# start of RECORDS PROVIDED
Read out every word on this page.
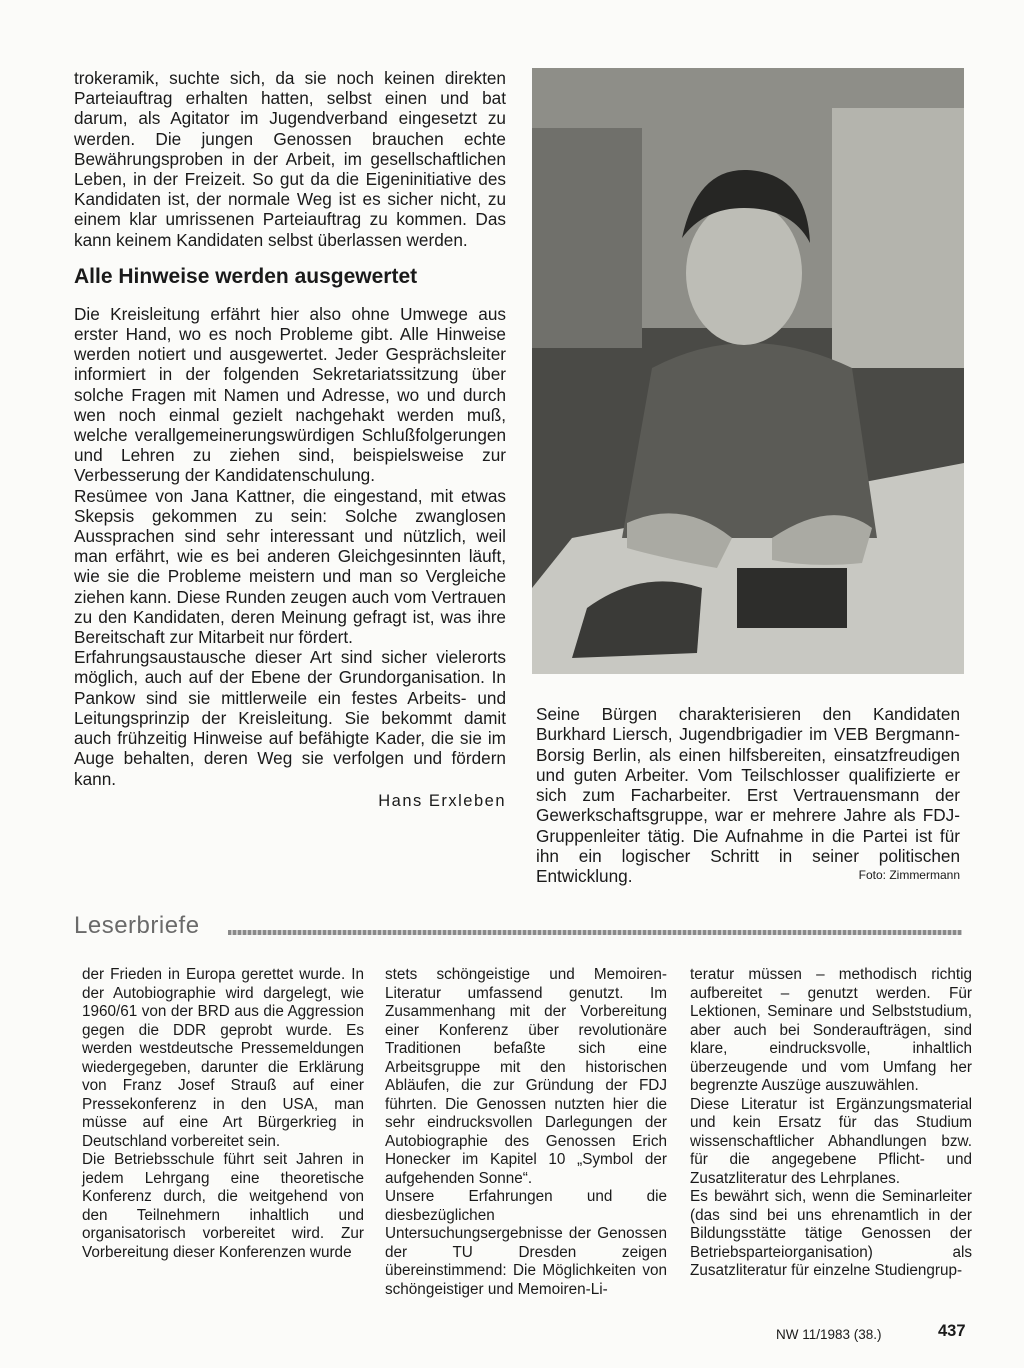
trokeramik, suchte sich, da sie noch keinen direkten Parteiauftrag erhalten hatten, selbst einen und bat darum, als Agitator im Jugendverband eingesetzt zu werden. Die jungen Genossen brauchen echte Bewährungsproben in der Arbeit, im gesellschaftlichen Leben, in der Freizeit. So gut da die Eigeninitiative des Kandidaten ist, der normale Weg ist es sicher nicht, zu einem klar umrissenen Parteiauftrag zu kommen. Das kann keinem Kandidaten selbst überlassen werden.

Alle Hinweise werden ausgewertet

Die Kreisleitung erfährt hier also ohne Umwege aus erster Hand, wo es noch Probleme gibt. Alle Hinweise werden notiert und ausgewertet. Jeder Gesprächsleiter informiert in der folgenden Sekretariatssitzung über solche Fragen mit Namen und Adresse, wo und durch wen noch einmal gezielt nachgehakt werden muß, welche verallgemeinerungswürdigen Schlußfolgerungen und Lehren zu ziehen sind, beispielsweise zur Verbesserung der Kandidatenschulung.

Resümee von Jana Kattner, die eingestand, mit etwas Skepsis gekommen zu sein: Solche zwanglosen Aussprachen sind sehr interessant und nützlich, weil man erfährt, wie es bei anderen Gleichgesinnten läuft, wie sie die Probleme meistern und man so Vergleiche ziehen kann. Diese Runden zeugen auch vom Vertrauen zu den Kandidaten, deren Meinung gefragt ist, was ihre Bereitschaft zur Mitarbeit nur fördert.

Erfahrungsaustausche dieser Art sind sicher vielerorts möglich, auch auf der Ebene der Grundorganisation. In Pankow sind sie mittlerweile ein festes Arbeits- und Leitungsprinzip der Kreisleitung. Sie bekommt damit auch frühzeitig Hinweise auf befähigte Kader, die sie im Auge behalten, deren Weg sie verfolgen und fördern kann.

Hans Erxleben
Seine Bürgen charakterisieren den Kandidaten Burkhard Liersch, Jugendbrigadier im VEB Bergmann-Borsig Berlin, als einen hilfsbereiten, einsatzfreudigen und guten Arbeiter. Vom Teilschlosser qualifizierte er sich zum Facharbeiter. Erst Vertrauensmann der Gewerkschaftsgruppe, war er mehrere Jahre als FDJ-Gruppenleiter tätig. Die Aufnahme in die Partei ist für ihn ein logischer Schritt in seiner politischen Entwicklung.	Foto: Zimmermann
Leserbriefe

der Frieden in Europa gerettet wurde. In der Autobiographie wird dargelegt, wie 1960/61 von der BRD aus die Aggression gegen die DDR geprobt wurde. Es werden westdeutsche Pressemeldungen wiedergegeben, darunter die Erklärung von Franz Josef Strauß auf einer Pressekonferenz in den USA, man müsse auf eine Art Bürgerkrieg in Deutschland vorbereitet sein.

Die Betriebsschule führt seit Jahren in jedem Lehrgang eine theoretische Konferenz durch, die weitgehend von den Teilnehmern inhaltlich und organisatorisch vorbereitet wird. Zur Vorbereitung dieser Konferenzen wurde

stets schöngeistige und Memoiren-Literatur umfassend genutzt. Im Zusammenhang mit der Vorbereitung einer Konferenz über revolutionäre Traditionen befaßte sich eine Arbeitsgruppe mit den historischen Abläufen, die zur Gründung der FDJ führten. Die Genossen nutzten hier die sehr eindrucksvollen Darlegungen der Autobiographie des Genossen Erich Honecker im Kapitel 10 „Symbol der aufgehenden Sonne“.

Unsere Erfahrungen und die diesbezüglichen Untersuchungsergebnisse der Genossen der TU Dresden zeigen übereinstimmend: Die Möglichkeiten von schöngeistiger und Memoiren-Li-

teratur müssen – methodisch richtig aufbereitet – genutzt werden. Für Lektionen, Seminare und Selbststudium, aber auch bei Sonderaufträgen, sind klare, eindrucksvolle, inhaltlich überzeugende und vom Umfang her begrenzte Auszüge auszuwählen.

Diese Literatur ist Ergänzungsmaterial und kein Ersatz für das Studium wissenschaftlicher Abhandlungen bzw. für die angegebene Pflicht- und Zusatzliteratur des Lehrplanes.

Es bewährt sich, wenn die Seminarleiter (das sind bei uns ehrenamtlich in der Bildungsstätte tätige Genossen der Betriebsparteiorganisation) als Zusatzliteratur für einzelne Studiengrup-

NW 11/1983 (38.)	437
# end of RECORDS PROVIDED
■ **WRITTEN EXERCISE**
The entries above are to be returned exactly, without their pictures.

■ **SOLUTION TO THIS TASK**
Read out every word on this page.
trokeramik, suchte sich, da sie noch keinen direkten Parteiauftrag erhalten hatten, selbst einen und bat darum, als Agitator im Jugendverband eingesetzt zu werden. Die jungen Genossen brauchen echte Bewährungsproben in der Arbeit, im gesellschaftlichen Leben, in der Freizeit. So gut da die Eigeninitiative des Kandidaten ist, der normale Weg ist es sicher nicht, zu einem klar umrissenen Parteiauftrag zu kommen. Das kann keinem Kandidaten selbst überlassen werden.

Alle Hinweise werden ausgewertet

Die Kreisleitung erfährt hier also ohne Umwege aus erster Hand, wo es noch Probleme gibt. Alle Hinweise werden notiert und ausgewertet. Jeder Gesprächsleiter informiert in der folgenden Sekretariatssitzung über solche Fragen mit Namen und Adresse, wo und durch wen noch einmal gezielt nachgehakt werden muß, welche verallgemeinerungswürdigen Schlußfolgerungen und Lehren zu ziehen sind, beispielsweise zur Verbesserung der Kandidatenschulung.

Resümee von Jana Kattner, die eingestand, mit etwas Skepsis gekommen zu sein: Solche zwanglosen Aussprachen sind sehr interessant und nützlich, weil man erfährt, wie es bei anderen Gleichgesinnten läuft, wie sie die Probleme meistern und man so Vergleiche ziehen kann. Diese Runden zeugen auch vom Vertrauen zu den Kandidaten, deren Meinung gefragt ist, was ihre Bereitschaft zur Mitarbeit nur fördert.

Erfahrungsaustausche dieser Art sind sicher vielerorts möglich, auch auf der Ebene der Grundorganisation. In Pankow sind sie mittlerweile ein festes Arbeits- und Leitungsprinzip der Kreisleitung. Sie bekommt damit auch frühzeitig Hinweise auf befähigte Kader, die sie im Auge behalten, deren Weg sie verfolgen und fördern kann.

Hans Erxleben
Seine Bürgen charakterisieren den Kandidaten Burkhard Liersch, Jugendbrigadier im VEB Bergmann-Borsig Berlin, als einen hilfsbereiten, einsatzfreudigen und guten Arbeiter. Vom Teilschlosser qualifizierte er sich zum Facharbeiter. Erst Vertrauensmann der Gewerkschaftsgruppe, war er mehrere Jahre als FDJ-Gruppenleiter tätig. Die Aufnahme in die Partei ist für ihn ein logischer Schritt in seiner politischen Entwicklung.	Foto: Zimmermann
Leserbriefe

der Frieden in Europa gerettet wurde. In der Autobiographie wird dargelegt, wie 1960/61 von der BRD aus die Aggression gegen die DDR geprobt wurde. Es werden westdeutsche Pressemeldungen wiedergegeben, darunter die Erklärung von Franz Josef Strauß auf einer Pressekonferenz in den USA, man müsse auf eine Art Bürgerkrieg in Deutschland vorbereitet sein.

Die Betriebsschule führt seit Jahren in jedem Lehrgang eine theoretische Konferenz durch, die weitgehend von den Teilnehmern inhaltlich und organisatorisch vorbereitet wird. Zur Vorbereitung dieser Konferenzen wurde

stets schöngeistige und Memoiren-Literatur umfassend genutzt. Im Zusammenhang mit der Vorbereitung einer Konferenz über revolutionäre Traditionen befaßte sich eine Arbeitsgruppe mit den historischen Abläufen, die zur Gründung der FDJ führten. Die Genossen nutzten hier die sehr eindrucksvollen Darlegungen der Autobiographie des Genossen Erich Honecker im Kapitel 10 „Symbol der aufgehenden Sonne“.

Unsere Erfahrungen und die diesbezüglichen Untersuchungsergebnisse der Genossen der TU Dresden zeigen übereinstimmend: Die Möglichkeiten von schöngeistiger und Memoiren-Li-

teratur müssen – methodisch richtig aufbereitet – genutzt werden. Für Lektionen, Seminare und Selbststudium, aber auch bei Sonderaufträgen, sind klare, eindrucksvolle, inhaltlich überzeugende und vom Umfang her begrenzte Auszüge auszuwählen.

Diese Literatur ist Ergänzungsmaterial und kein Ersatz für das Studium wissenschaftlicher Abhandlungen bzw. für die angegebene Pflicht- und Zusatzliteratur des Lehrplanes.

Es bewährt sich, wenn die Seminarleiter (das sind bei uns ehrenamtlich in der Bildungsstätte tätige Genossen der Betriebsparteiorganisation) als Zusatzliteratur für einzelne Studiengrup-

NW 11/1983 (38.)	437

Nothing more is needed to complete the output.